Provided material:
** BEGIN **

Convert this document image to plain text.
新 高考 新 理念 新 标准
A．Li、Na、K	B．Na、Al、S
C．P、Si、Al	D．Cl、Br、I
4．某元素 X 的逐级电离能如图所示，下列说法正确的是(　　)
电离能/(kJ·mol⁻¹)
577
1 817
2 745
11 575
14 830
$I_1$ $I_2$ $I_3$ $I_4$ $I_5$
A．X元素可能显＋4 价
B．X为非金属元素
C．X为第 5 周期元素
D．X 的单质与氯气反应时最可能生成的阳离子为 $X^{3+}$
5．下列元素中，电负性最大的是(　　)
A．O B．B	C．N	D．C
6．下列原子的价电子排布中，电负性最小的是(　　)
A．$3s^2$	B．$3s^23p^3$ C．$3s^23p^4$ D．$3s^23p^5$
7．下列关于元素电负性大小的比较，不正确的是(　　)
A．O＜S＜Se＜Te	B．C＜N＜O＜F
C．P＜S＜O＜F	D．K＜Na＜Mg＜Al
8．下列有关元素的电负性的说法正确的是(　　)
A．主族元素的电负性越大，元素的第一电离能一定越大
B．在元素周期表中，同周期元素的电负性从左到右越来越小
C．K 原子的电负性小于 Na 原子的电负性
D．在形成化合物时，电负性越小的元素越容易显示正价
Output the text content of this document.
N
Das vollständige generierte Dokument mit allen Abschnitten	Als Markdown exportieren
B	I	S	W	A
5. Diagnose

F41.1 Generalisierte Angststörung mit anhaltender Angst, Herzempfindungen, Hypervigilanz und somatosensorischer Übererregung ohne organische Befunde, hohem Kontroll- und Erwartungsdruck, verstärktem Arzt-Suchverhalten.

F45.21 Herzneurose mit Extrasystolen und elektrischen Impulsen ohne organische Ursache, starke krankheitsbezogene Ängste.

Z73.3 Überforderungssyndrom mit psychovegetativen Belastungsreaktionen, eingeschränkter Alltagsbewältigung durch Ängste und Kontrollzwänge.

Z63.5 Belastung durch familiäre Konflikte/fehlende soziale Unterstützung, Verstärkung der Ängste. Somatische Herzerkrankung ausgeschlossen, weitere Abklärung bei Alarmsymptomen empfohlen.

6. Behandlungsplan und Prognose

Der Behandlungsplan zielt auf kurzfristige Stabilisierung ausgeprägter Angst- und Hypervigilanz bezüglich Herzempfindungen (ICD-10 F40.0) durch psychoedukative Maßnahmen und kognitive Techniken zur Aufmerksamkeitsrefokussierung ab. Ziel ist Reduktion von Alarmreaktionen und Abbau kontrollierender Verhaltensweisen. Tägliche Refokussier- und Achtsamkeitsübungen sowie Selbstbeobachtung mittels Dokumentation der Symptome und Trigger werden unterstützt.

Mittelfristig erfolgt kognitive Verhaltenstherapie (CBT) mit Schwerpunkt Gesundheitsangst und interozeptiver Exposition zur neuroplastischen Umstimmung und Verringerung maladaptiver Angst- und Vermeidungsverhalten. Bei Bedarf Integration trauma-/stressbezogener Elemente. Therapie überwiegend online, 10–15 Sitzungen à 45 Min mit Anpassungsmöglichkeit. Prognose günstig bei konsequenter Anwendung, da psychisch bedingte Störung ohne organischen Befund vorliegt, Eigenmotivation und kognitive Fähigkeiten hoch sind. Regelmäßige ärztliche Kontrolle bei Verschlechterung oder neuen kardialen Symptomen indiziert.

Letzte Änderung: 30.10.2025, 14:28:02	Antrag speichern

** END **
** BEGIN **

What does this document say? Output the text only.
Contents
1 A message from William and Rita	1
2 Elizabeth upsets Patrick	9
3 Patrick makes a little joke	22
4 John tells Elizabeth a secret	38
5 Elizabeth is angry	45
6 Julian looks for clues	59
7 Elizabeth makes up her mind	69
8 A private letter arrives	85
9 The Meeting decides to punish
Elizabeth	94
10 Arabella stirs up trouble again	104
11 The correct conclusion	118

** END **

Request:
Take every line that includes the string "document" and copy it.

Result of this task:
Convert this document image to plain text.
Output the text content of this document.
What does this document say? Output the text only.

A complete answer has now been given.